WHAT THE TASK ASKS. Copy each line of the entries beneath that contains the word "文明家庭".
::::
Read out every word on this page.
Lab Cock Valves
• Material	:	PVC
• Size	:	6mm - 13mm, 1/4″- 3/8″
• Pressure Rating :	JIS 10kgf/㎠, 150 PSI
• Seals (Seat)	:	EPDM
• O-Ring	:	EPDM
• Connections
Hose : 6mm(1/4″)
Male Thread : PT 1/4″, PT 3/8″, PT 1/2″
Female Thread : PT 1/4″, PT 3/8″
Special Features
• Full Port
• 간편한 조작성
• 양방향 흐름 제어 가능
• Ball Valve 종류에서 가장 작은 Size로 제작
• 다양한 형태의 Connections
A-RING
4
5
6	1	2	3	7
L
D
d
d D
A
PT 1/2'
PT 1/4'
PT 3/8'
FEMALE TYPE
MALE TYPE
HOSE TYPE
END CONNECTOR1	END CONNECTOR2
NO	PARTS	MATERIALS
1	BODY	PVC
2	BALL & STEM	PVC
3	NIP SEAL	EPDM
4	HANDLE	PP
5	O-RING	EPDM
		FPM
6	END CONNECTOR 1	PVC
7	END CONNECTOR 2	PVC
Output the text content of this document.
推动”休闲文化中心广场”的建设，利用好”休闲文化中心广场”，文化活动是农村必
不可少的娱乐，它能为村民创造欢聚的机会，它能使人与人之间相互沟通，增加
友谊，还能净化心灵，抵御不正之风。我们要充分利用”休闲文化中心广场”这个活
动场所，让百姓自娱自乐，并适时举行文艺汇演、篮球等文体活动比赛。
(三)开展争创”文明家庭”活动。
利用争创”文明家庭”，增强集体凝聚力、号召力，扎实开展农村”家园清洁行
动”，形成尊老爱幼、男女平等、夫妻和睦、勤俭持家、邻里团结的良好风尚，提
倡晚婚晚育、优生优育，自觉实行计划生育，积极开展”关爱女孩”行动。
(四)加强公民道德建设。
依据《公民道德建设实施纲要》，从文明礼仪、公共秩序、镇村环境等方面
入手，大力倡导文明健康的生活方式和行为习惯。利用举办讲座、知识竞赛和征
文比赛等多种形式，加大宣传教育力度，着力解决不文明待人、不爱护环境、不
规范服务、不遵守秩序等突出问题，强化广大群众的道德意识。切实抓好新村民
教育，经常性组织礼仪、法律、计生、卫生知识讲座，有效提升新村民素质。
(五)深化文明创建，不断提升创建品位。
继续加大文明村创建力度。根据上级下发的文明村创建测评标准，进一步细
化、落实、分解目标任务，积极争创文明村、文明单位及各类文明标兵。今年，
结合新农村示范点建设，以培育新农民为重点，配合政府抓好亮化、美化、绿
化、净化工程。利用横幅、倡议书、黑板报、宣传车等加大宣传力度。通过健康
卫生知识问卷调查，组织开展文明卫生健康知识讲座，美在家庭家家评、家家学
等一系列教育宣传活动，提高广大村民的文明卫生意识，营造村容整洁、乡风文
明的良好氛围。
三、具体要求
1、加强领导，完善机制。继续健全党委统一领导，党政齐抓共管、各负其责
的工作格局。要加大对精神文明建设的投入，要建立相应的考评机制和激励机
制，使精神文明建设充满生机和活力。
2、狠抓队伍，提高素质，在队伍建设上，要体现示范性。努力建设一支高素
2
::::
EXPECTED ANSWER.
(三)开展争创”文明家庭”活动。
利用争创”文明家庭”，增强集体凝聚力、号召力，扎实开展农村”家园清洁行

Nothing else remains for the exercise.